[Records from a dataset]

◇ ◇ ◇

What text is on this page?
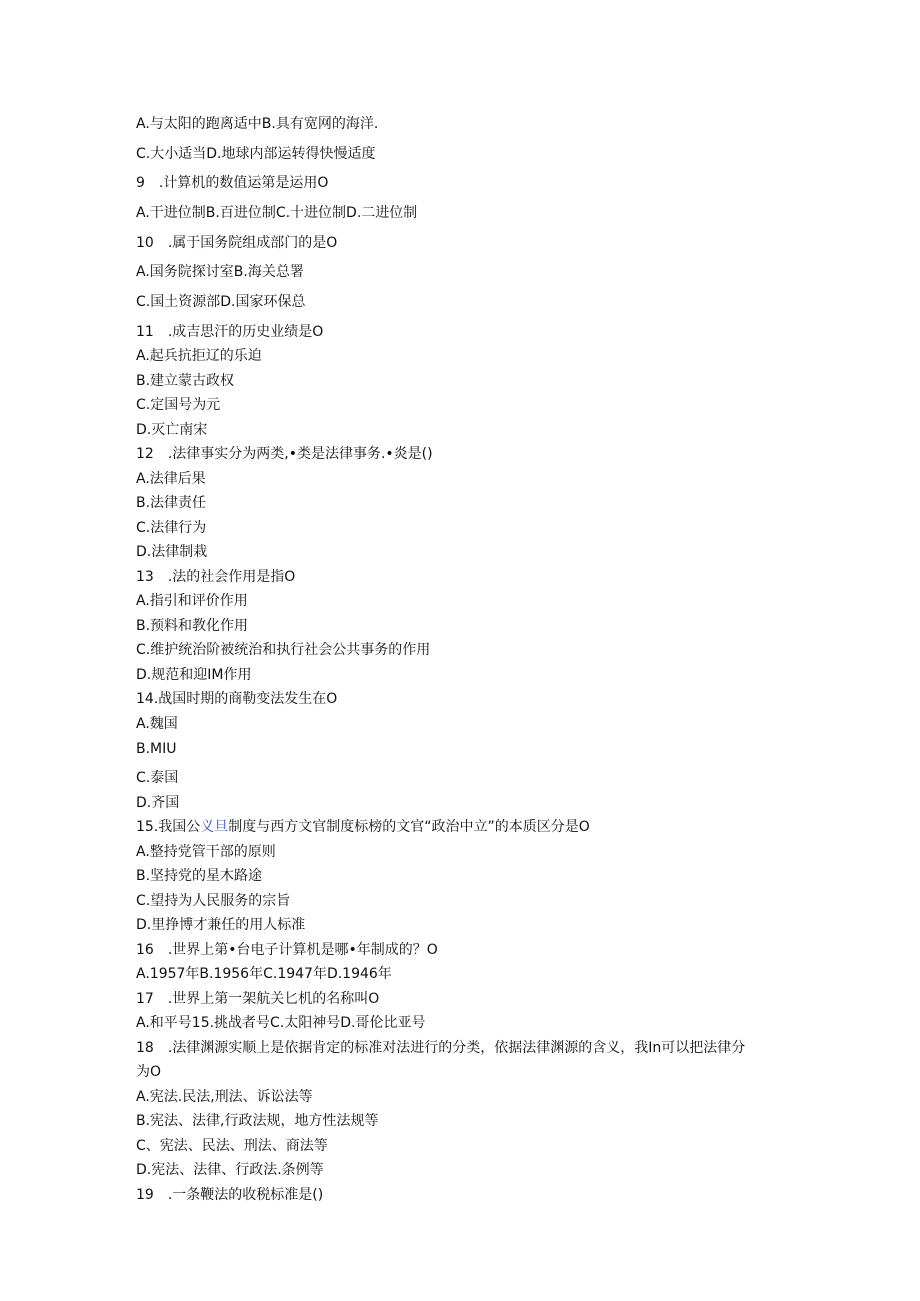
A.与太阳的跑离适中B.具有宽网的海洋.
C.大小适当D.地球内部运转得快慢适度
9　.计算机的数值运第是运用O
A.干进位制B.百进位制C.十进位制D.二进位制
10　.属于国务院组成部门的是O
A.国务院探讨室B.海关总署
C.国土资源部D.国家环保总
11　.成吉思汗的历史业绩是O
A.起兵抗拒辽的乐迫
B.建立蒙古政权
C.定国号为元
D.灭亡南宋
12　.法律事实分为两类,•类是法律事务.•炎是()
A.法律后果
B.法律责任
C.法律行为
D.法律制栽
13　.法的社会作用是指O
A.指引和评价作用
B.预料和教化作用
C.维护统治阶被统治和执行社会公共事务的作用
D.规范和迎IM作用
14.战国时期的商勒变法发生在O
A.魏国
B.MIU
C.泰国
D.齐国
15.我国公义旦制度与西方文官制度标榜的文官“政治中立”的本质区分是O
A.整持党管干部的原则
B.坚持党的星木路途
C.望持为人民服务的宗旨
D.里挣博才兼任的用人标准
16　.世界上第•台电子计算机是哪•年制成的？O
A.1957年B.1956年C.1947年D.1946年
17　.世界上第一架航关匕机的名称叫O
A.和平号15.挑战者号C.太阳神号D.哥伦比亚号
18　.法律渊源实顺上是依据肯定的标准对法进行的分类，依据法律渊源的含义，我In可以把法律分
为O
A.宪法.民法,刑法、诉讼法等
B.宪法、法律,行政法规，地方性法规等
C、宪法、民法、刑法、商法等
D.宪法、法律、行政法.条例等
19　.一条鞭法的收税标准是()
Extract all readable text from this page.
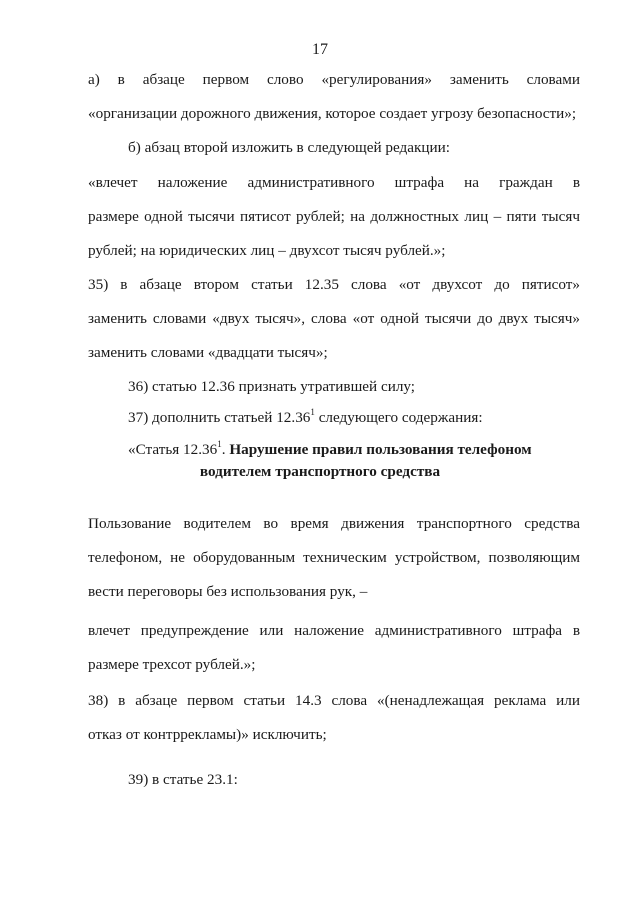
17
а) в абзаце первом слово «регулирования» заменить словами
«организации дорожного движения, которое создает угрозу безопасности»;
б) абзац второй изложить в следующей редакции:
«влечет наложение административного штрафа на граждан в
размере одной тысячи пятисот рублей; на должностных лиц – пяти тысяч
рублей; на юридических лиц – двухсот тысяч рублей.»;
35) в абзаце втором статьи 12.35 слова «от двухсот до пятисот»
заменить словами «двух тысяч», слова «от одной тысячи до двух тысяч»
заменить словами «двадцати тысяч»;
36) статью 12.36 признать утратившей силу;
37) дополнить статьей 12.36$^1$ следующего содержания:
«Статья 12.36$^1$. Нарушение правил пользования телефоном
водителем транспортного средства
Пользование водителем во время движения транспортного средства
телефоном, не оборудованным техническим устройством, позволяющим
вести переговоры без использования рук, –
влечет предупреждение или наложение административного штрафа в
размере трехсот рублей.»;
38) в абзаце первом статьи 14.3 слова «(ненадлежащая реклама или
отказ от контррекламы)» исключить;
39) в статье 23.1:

◇ ◇ ◇

# Challenge:
Every line should be retyped exactly, with the pictures omitted.

# The output:
What text is on this page?
A.与太阳的跑离适中B.具有宽网的海洋.
C.大小适当D.地球内部运转得快慢适度
9　.计算机的数值运第是运用O
A.干进位制B.百进位制C.十进位制D.二进位制
10　.属于国务院组成部门的是O
A.国务院探讨室B.海关总署
C.国土资源部D.国家环保总
11　.成吉思汗的历史业绩是O
A.起兵抗拒辽的乐迫
B.建立蒙古政权
C.定国号为元
D.灭亡南宋
12　.法律事实分为两类,•类是法律事务.•炎是()
A.法律后果
B.法律责任
C.法律行为
D.法律制栽
13　.法的社会作用是指O
A.指引和评价作用
B.预料和教化作用
C.维护统治阶被统治和执行社会公共事务的作用
D.规范和迎IM作用
14.战国时期的商勒变法发生在O
A.魏国
B.MIU
C.泰国
D.齐国
15.我国公义旦制度与西方文官制度标榜的文官“政治中立”的本质区分是O
A.整持党管干部的原则
B.坚持党的星木路途
C.望持为人民服务的宗旨
D.里挣博才兼任的用人标准
16　.世界上第•台电子计算机是哪•年制成的？O
A.1957年B.1956年C.1947年D.1946年
17　.世界上第一架航关匕机的名称叫O
A.和平号15.挑战者号C.太阳神号D.哥伦比亚号
18　.法律渊源实顺上是依据肯定的标准对法进行的分类，依据法律渊源的含义，我In可以把法律分
为O
A.宪法.民法,刑法、诉讼法等
B.宪法、法律,行政法规，地方性法规等
C、宪法、民法、刑法、商法等
D.宪法、法律、行政法.条例等
19　.一条鞭法的收税标准是()
Extract all readable text from this page.
17
а) в абзаце первом слово «регулирования» заменить словами
«организации дорожного движения, которое создает угрозу безопасности»;
б) абзац второй изложить в следующей редакции:
«влечет наложение административного штрафа на граждан в
размере одной тысячи пятисот рублей; на должностных лиц – пяти тысяч
рублей; на юридических лиц – двухсот тысяч рублей.»;
35) в абзаце втором статьи 12.35 слова «от двухсот до пятисот»
заменить словами «двух тысяч», слова «от одной тысячи до двух тысяч»
заменить словами «двадцати тысяч»;
36) статью 12.36 признать утратившей силу;
37) дополнить статьей 12.36$^1$ следующего содержания:
«Статья 12.36$^1$. Нарушение правил пользования телефоном
водителем транспортного средства
Пользование водителем во время движения транспортного средства
телефоном, не оборудованным техническим устройством, позволяющим
вести переговоры без использования рук, –
влечет предупреждение или наложение административного штрафа в
размере трехсот рублей.»;
38) в абзаце первом статьи 14.3 слова «(ненадлежащая реклама или
отказ от контррекламы)» исключить;
39) в статье 23.1:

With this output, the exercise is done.